Task description —
Are you able to quote each entry exactly as written?

Dataset content —
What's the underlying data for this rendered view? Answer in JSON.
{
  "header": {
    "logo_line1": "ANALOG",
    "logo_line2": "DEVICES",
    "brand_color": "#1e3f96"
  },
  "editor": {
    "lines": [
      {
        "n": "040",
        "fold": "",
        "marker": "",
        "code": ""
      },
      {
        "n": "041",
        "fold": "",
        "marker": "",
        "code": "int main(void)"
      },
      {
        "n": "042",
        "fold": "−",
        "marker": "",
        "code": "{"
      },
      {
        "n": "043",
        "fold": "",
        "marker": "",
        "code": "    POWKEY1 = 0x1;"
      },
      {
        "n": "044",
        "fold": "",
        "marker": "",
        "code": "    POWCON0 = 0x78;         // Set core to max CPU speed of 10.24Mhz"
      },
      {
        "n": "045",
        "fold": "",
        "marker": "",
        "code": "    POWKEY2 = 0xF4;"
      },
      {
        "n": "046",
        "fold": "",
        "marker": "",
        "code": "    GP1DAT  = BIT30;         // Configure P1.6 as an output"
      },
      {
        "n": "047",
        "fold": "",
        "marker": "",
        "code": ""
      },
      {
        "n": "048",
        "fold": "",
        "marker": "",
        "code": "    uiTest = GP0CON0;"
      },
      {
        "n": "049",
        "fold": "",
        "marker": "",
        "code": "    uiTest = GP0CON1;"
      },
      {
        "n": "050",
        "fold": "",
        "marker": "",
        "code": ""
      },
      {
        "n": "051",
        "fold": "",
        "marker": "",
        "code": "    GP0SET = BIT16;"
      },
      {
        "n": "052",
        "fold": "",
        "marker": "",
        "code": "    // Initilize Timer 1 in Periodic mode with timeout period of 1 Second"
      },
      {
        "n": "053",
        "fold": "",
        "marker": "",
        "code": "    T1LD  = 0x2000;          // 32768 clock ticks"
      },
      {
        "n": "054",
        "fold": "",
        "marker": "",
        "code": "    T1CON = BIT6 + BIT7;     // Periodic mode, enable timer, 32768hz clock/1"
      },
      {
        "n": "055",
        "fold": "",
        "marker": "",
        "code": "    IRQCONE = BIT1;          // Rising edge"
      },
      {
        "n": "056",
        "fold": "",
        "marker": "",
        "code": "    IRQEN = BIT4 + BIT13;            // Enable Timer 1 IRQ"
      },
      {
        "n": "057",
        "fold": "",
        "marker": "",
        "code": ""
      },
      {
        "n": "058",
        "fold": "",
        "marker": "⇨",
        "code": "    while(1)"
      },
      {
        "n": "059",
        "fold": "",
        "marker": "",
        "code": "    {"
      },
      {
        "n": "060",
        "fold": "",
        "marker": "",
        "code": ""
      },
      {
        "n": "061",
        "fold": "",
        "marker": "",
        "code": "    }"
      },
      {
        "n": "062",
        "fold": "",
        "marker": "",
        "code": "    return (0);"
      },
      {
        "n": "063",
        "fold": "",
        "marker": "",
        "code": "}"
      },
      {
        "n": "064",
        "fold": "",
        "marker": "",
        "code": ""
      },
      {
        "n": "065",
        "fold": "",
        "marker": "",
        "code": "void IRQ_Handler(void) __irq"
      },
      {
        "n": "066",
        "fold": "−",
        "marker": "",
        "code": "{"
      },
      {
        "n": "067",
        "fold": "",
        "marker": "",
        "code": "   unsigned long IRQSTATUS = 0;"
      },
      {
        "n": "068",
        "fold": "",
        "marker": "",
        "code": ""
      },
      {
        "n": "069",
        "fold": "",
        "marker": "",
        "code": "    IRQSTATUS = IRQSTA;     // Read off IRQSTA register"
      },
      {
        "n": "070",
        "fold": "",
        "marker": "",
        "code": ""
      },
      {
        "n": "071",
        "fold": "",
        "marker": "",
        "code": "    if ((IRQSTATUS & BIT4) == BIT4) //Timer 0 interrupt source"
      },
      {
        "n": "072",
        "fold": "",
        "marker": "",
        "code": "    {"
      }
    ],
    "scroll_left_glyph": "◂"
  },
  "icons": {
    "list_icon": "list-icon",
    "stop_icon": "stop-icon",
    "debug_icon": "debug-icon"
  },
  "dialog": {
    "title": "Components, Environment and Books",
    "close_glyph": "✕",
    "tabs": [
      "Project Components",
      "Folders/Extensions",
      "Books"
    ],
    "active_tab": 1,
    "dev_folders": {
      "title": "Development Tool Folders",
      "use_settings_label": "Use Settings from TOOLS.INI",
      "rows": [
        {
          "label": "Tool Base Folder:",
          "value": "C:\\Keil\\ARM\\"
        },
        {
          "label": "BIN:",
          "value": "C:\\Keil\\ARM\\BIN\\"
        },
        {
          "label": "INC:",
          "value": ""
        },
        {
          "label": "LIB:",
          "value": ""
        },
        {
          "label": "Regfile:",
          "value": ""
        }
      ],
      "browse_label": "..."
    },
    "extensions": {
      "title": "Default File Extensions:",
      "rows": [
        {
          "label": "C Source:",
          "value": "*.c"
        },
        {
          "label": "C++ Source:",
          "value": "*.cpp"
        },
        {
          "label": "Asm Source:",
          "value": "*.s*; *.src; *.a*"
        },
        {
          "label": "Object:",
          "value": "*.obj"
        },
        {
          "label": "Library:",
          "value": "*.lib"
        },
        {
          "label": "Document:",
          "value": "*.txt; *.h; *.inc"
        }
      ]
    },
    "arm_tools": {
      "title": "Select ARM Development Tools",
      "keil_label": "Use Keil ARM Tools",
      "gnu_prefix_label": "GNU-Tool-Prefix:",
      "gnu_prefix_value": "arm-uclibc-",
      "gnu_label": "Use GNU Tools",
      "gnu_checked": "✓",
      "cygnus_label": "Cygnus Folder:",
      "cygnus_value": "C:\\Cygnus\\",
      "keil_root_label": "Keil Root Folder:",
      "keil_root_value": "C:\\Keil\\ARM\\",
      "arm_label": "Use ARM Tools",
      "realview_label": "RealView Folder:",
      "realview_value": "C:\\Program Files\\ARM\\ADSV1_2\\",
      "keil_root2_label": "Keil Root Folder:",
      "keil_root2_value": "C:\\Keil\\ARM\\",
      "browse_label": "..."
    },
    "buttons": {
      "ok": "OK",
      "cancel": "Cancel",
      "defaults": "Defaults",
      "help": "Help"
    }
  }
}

Output of the exercise —
What's the underlying data for this rendered view? Answer in JSON.
{
  "header": {
    "logo_line1": "ANALOG",
    "logo_line2": "DEVICES",
    "brand_color": "#1e3f96"
  },
  "editor": {
    "lines": [
      {
        "n": "040",
        "fold": "",
        "marker": "",
        "code": ""
      },
      {
        "n": "041",
        "fold": "",
        "marker": "",
        "code": "int main(void)"
      },
      {
        "n": "042",
        "fold": "−",
        "marker": "",
        "code": "{"
      },
      {
        "n": "043",
        "fold": "",
        "marker": "",
        "code": "    POWKEY1 = 0x1;"
      },
      {
        "n": "044",
        "fold": "",
        "marker": "",
        "code": "    POWCON0 = 0x78;         // Set core to max CPU speed of 10.24Mhz"
      },
      {
        "n": "045",
        "fold": "",
        "marker": "",
        "code": "    POWKEY2 = 0xF4;"
      },
      {
        "n": "046",
        "fold": "",
        "marker": "",
        "code": "    GP1DAT  = BIT30;         // Configure P1.6 as an output"
      },
      {
        "n": "047",
        "fold": "",
        "marker": "",
        "code": ""
      },
      {
        "n": "048",
        "fold": "",
        "marker": "",
        "code": "    uiTest = GP0CON0;"
      },
      {
        "n": "049",
        "fold": "",
        "marker": "",
        "code": "    uiTest = GP0CON1;"
      },
      {
        "n": "050",
        "fold": "",
        "marker": "",
        "code": ""
      },
      {
        "n": "051",
        "fold": "",
        "marker": "",
        "code": "    GP0SET = BIT16;"
      },
      {
        "n": "052",
        "fold": "",
        "marker": "",
        "code": "    // Initilize Timer 1 in Periodic mode with timeout period of 1 Second"
      },
      {
        "n": "053",
        "fold": "",
        "marker": "",
        "code": "    T1LD  = 0x2000;          // 32768 clock ticks"
      },
      {
        "n": "054",
        "fold": "",
        "marker": "",
        "code": "    T1CON = BIT6 + BIT7;     // Periodic mode, enable timer, 32768hz clock/1"
      },
      {
        "n": "055",
        "fold": "",
        "marker": "",
        "code": "    IRQCONE = BIT1;          // Rising edge"
      },
      {
        "n": "056",
        "fold": "",
        "marker": "",
        "code": "    IRQEN = BIT4 + BIT13;            // Enable Timer 1 IRQ"
      },
      {
        "n": "057",
        "fold": "",
        "marker": "",
        "code": ""
      },
      {
        "n": "058",
        "fold": "",
        "marker": "⇨",
        "code": "    while(1)"
      },
      {
        "n": "059",
        "fold": "",
        "marker": "",
        "code": "    {"
      },
      {
        "n": "060",
        "fold": "",
        "marker": "",
        "code": ""
      },
      {
        "n": "061",
        "fold": "",
        "marker": "",
        "code": "    }"
      },
      {
        "n": "062",
        "fold": "",
        "marker": "",
        "code": "    return (0);"
      },
      {
        "n": "063",
        "fold": "",
        "marker": "",
        "code": "}"
      },
      {
        "n": "064",
        "fold": "",
        "marker": "",
        "code": ""
      },
      {
        "n": "065",
        "fold": "",
        "marker": "",
        "code": "void IRQ_Handler(void) __irq"
      },
      {
        "n": "066",
        "fold": "−",
        "marker": "",
        "code": "{"
      },
      {
        "n": "067",
        "fold": "",
        "marker": "",
        "code": "   unsigned long IRQSTATUS = 0;"
      },
      {
        "n": "068",
        "fold": "",
        "marker": "",
        "code": ""
      },
      {
        "n": "069",
        "fold": "",
        "marker": "",
        "code": "    IRQSTATUS = IRQSTA;     // Read off IRQSTA register"
      },
      {
        "n": "070",
        "fold": "",
        "marker": "",
        "code": ""
      },
      {
        "n": "071",
        "fold": "",
        "marker": "",
        "code": "    if ((IRQSTATUS & BIT4) == BIT4) //Timer 0 interrupt source"
      },
      {
        "n": "072",
        "fold": "",
        "marker": "",
        "code": "    {"
      }
    ],
    "scroll_left_glyph": "◂"
  },
  "icons": {
    "list_icon": "list-icon",
    "stop_icon": "stop-icon",
    "debug_icon": "debug-icon"
  },
  "dialog": {
    "title": "Components, Environment and Books",
    "close_glyph": "✕",
    "tabs": [
      "Project Components",
      "Folders/Extensions",
      "Books"
    ],
    "active_tab": 1,
    "dev_folders": {
      "title": "Development Tool Folders",
      "use_settings_label": "Use Settings from TOOLS.INI",
      "rows": [
        {
          "label": "Tool Base Folder:",
          "value": "C:\\Keil\\ARM\\"
        },
        {
          "label": "BIN:",
          "value": "C:\\Keil\\ARM\\BIN\\"
        },
        {
          "label": "INC:",
          "value": ""
        },
        {
          "label": "LIB:",
          "value": ""
        },
        {
          "label": "Regfile:",
          "value": ""
        }
      ],
      "browse_label": "..."
    },
    "extensions": {
      "title": "Default File Extensions:",
      "rows": [
        {
          "label": "C Source:",
          "value": "*.c"
        },
        {
          "label": "C++ Source:",
          "value": "*.cpp"
        },
        {
          "label": "Asm Source:",
          "value": "*.s*; *.src; *.a*"
        },
        {
          "label": "Object:",
          "value": "*.obj"
        },
        {
          "label": "Library:",
          "value": "*.lib"
        },
        {
          "label": "Document:",
          "value": "*.txt; *.h; *.inc"
        }
      ]
    },
    "arm_tools": {
      "title": "Select ARM Development Tools",
      "keil_label": "Use Keil ARM Tools",
      "gnu_prefix_label": "GNU-Tool-Prefix:",
      "gnu_prefix_value": "arm-uclibc-",
      "gnu_label": "Use GNU Tools",
      "gnu_checked": "✓",
      "cygnus_label": "Cygnus Folder:",
      "cygnus_value": "C:\\Cygnus\\",
      "keil_root_label": "Keil Root Folder:",
      "keil_root_value": "C:\\Keil\\ARM\\",
      "arm_label": "Use ARM Tools",
      "realview_label": "RealView Folder:",
      "realview_value": "C:\\Program Files\\ARM\\ADSV1_2\\",
      "keil_root2_label": "Keil Root Folder:",
      "keil_root2_value": "C:\\Keil\\ARM\\",
      "browse_label": "..."
    },
    "buttons": {
      "ok": "OK",
      "cancel": "Cancel",
      "defaults": "Defaults",
      "help": "Help"
    }
  }
}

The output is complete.